**Stated problem**
Using the material below, copy every line where "text" appears.

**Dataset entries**

::::

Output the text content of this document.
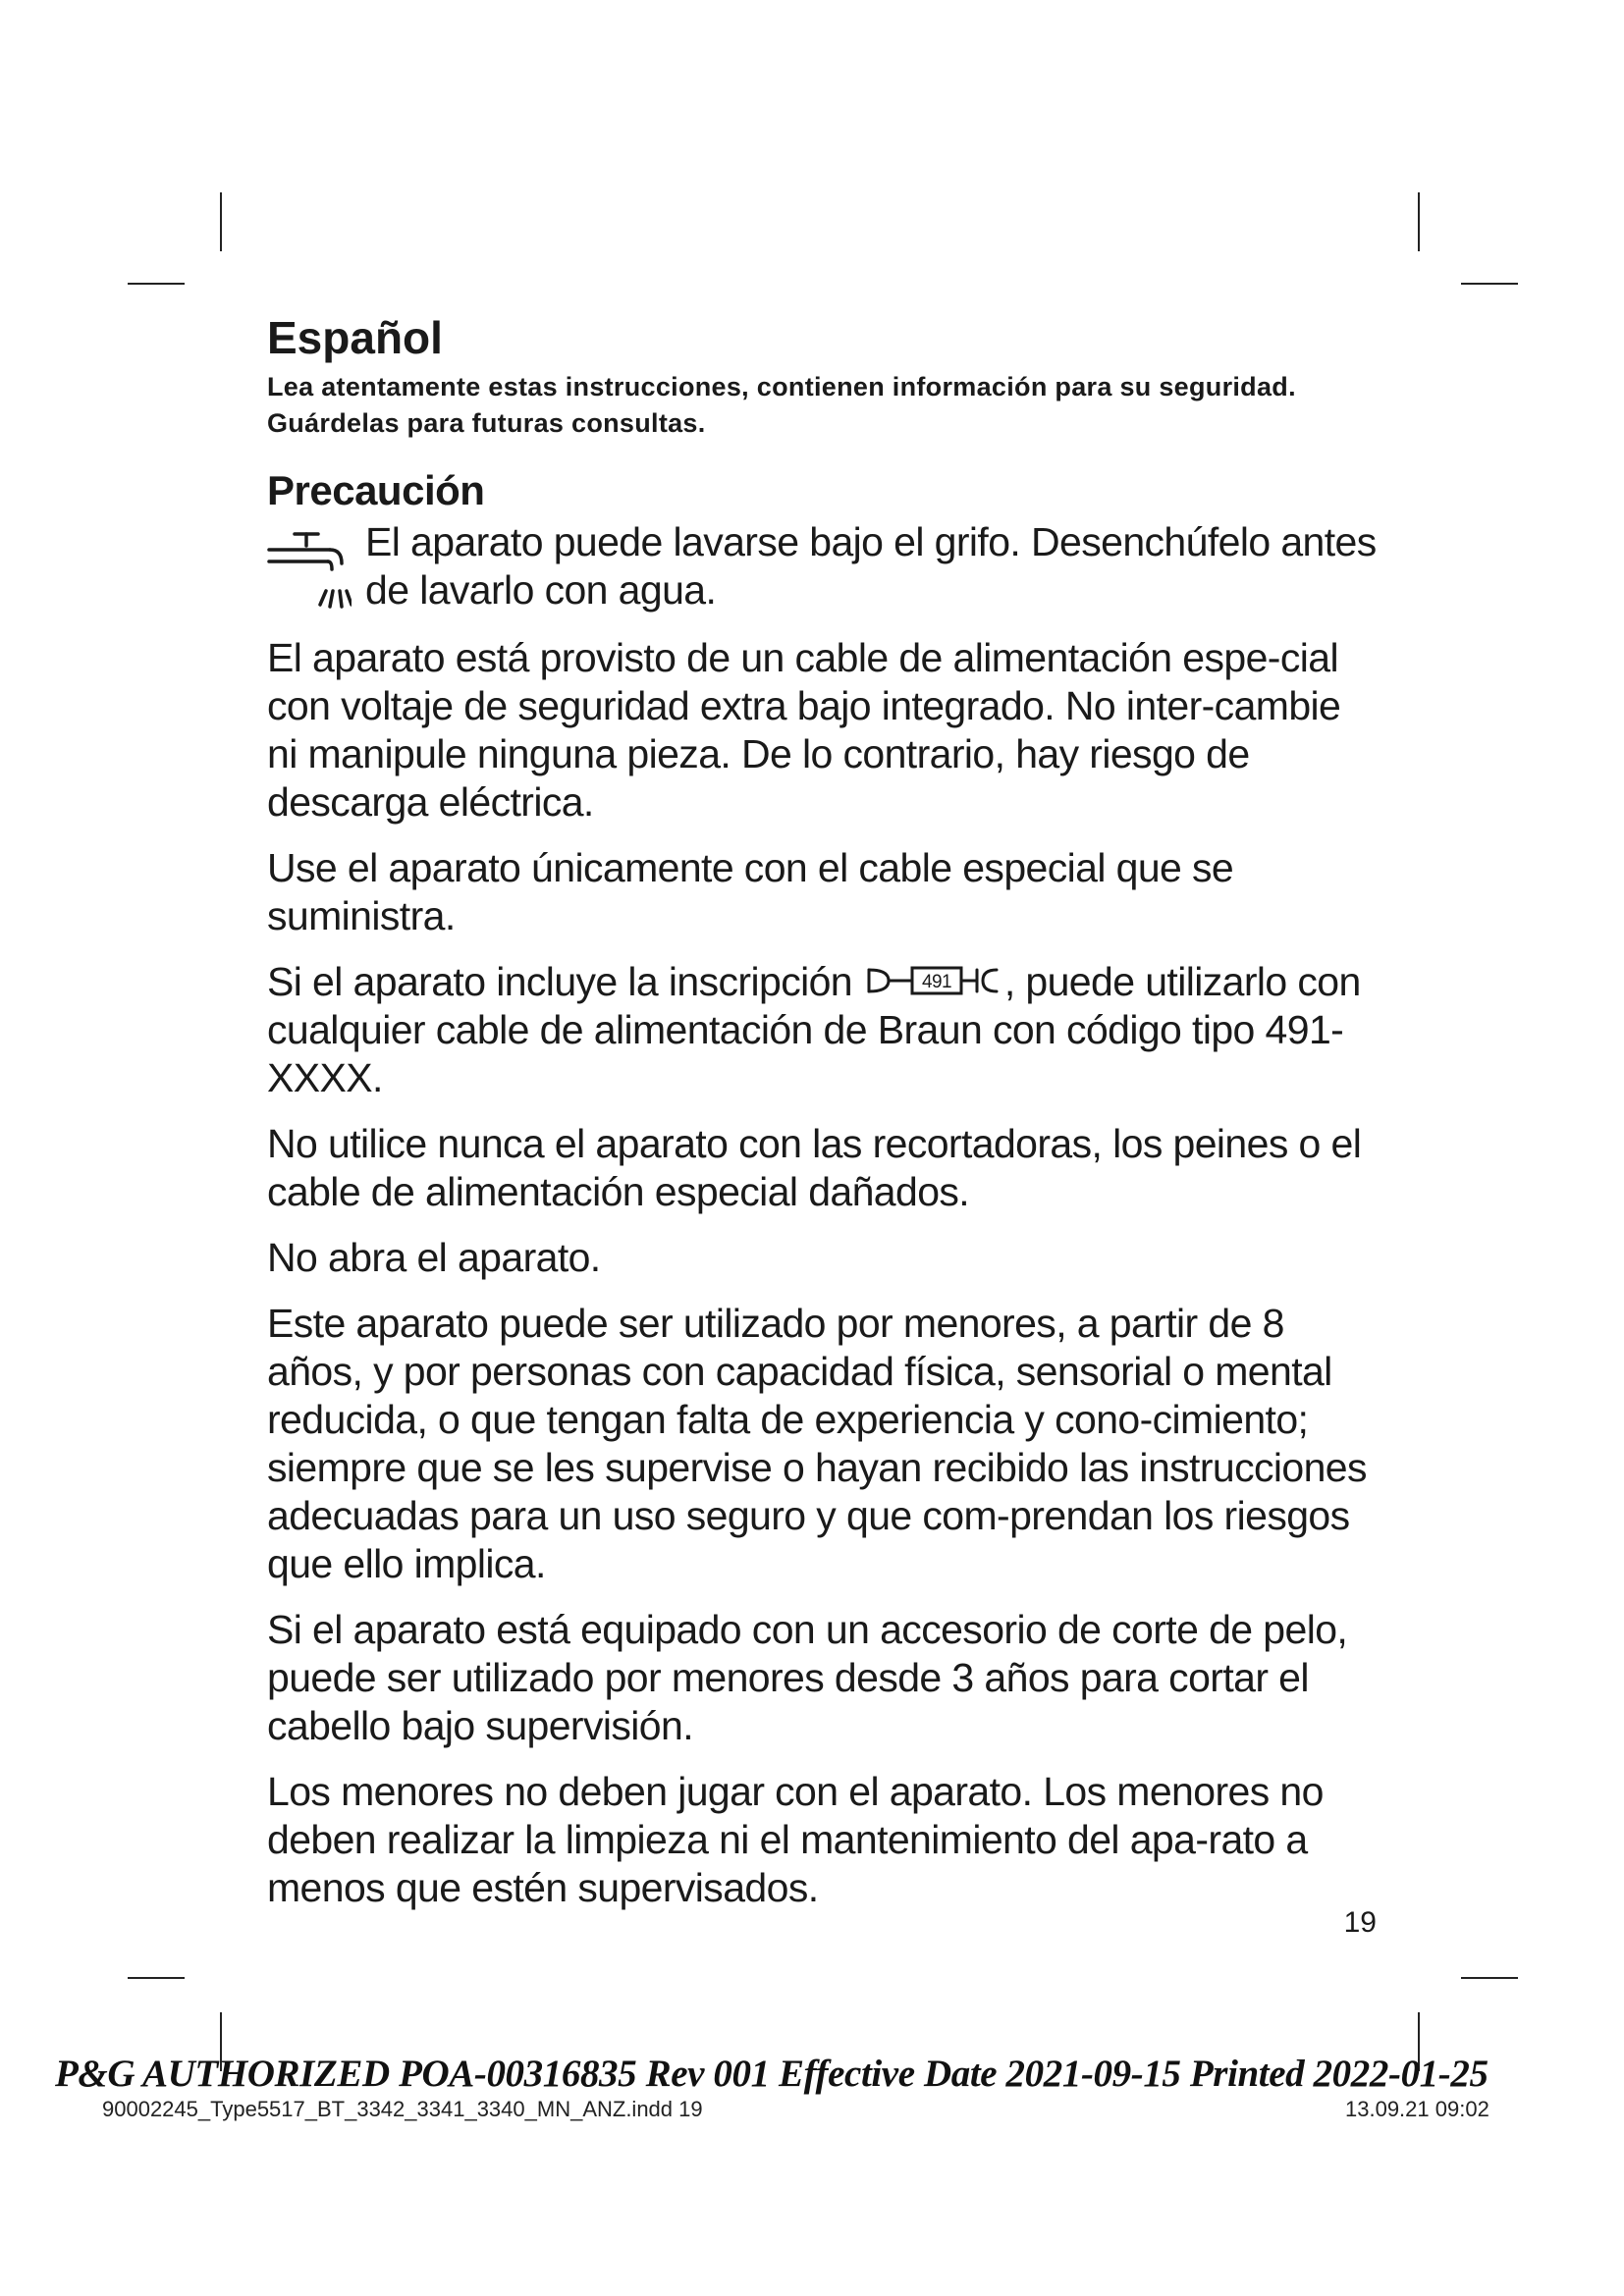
Español

Lea atentamente estas instrucciones, contienen información para su seguridad. Guárdelas para futuras consultas.

Precaución

El aparato puede lavarse bajo el grifo. Desenchúfelo antes de lavarlo con agua.

El aparato está provisto de un cable de alimentación espe-cial con voltaje de seguridad extra bajo integrado. No inter-cambie ni manipule ninguna pieza. De lo contrario, hay riesgo de descarga eléctrica.

Use el aparato únicamente con el cable especial que se suministra.

Si el aparato incluye la inscripción	491 , puede utilizarlo con cualquier cable de alimentación de Braun con código tipo 491-XXXX.

No utilice nunca el aparato con las recortadoras, los peines o el cable de alimentación especial dañados.

No abra el aparato.

Este aparato puede ser utilizado por menores, a partir de 8 años, y por personas con capacidad física, sensorial o mental reducida, o que tengan falta de experiencia y cono-cimiento; siempre que se les supervise o hayan recibido las instrucciones adecuadas para un uso seguro y que com-prendan los riesgos que ello implica.

Si el aparato está equipado con un accesorio de corte de pelo, puede ser utilizado por menores desde 3 años para cortar el cabello bajo supervisión.

Los menores no deben jugar con el aparato. Los menores no deben realizar la limpieza ni el mantenimiento del apa-rato a menos que estén supervisados.

19
P&G AUTHORIZED POA-00316835 Rev 001 Effective Date 2021-09-15 Printed 2022-01-25
90002245_Type5517_BT_3342_3341_3340_MN_ANZ.indd 19	13.09.21 09:02
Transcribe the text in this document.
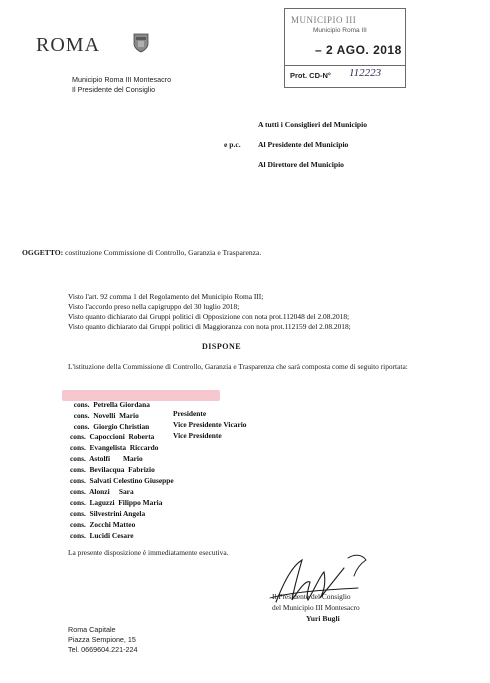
ROMA
Municipio Roma III Montesacro
Il Presidente del Consiglio
MUNICIPIO III
Municipio Roma III
– 2 AGO. 2018
Prot. CD-N° 112223
A tutti i Consiglieri del Municipio
e p.c. Al Presidente del Municipio
Al Direttore del Municipio
OGGETTO: costituzione Commissione di Controllo, Garanzia e Trasparenza.
Visto l'art. 92 comma 1 del Regolamento del Municipio Roma III;
Visto l'accordo preso nella capigruppo del 30 luglio 2018;
Visto quanto dichiarato dai Gruppi politici di Opposizione con nota prot.112048 del 2.08.2018;
Visto quanto dichiarato dai Gruppi politici di Maggioranza con nota prot.112159 del 2.08.2018;
DISPONE
L'istituzione della Commissione di Controllo, Garanzia e Trasparenza che sarà composta come di seguito riportata:

cons.  Petrella Giordana

Presidente

cons.  Novelli  Mario

Vice Presidente Vicario

cons.  Giorgio Christian

Vice Presidente

cons.  Capoccioni  Roberta
cons.  Evangelista  Riccardo
cons.  Astolfi       Mario
cons.  Bevilacqua  Fabrizio
cons.  Salvati Celestino Giuseppe
cons.  Alonzi     Sara
cons.  Laguzzi  Filippo Maria
cons.  Silvestrini Angela
cons.  Zocchi Matteo
cons.  Lucidi Cesare
La presente disposizione è immediatamente esecutiva.
Il Presidente del Consiglio
del Municipio III Montesacro
Yuri Bugli
Roma Capitale
Piazza Sempione, 15
Tel. 0669604.221-224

::::

**Result for this task**
Output the text content of this document.
Transcribe the text in this document.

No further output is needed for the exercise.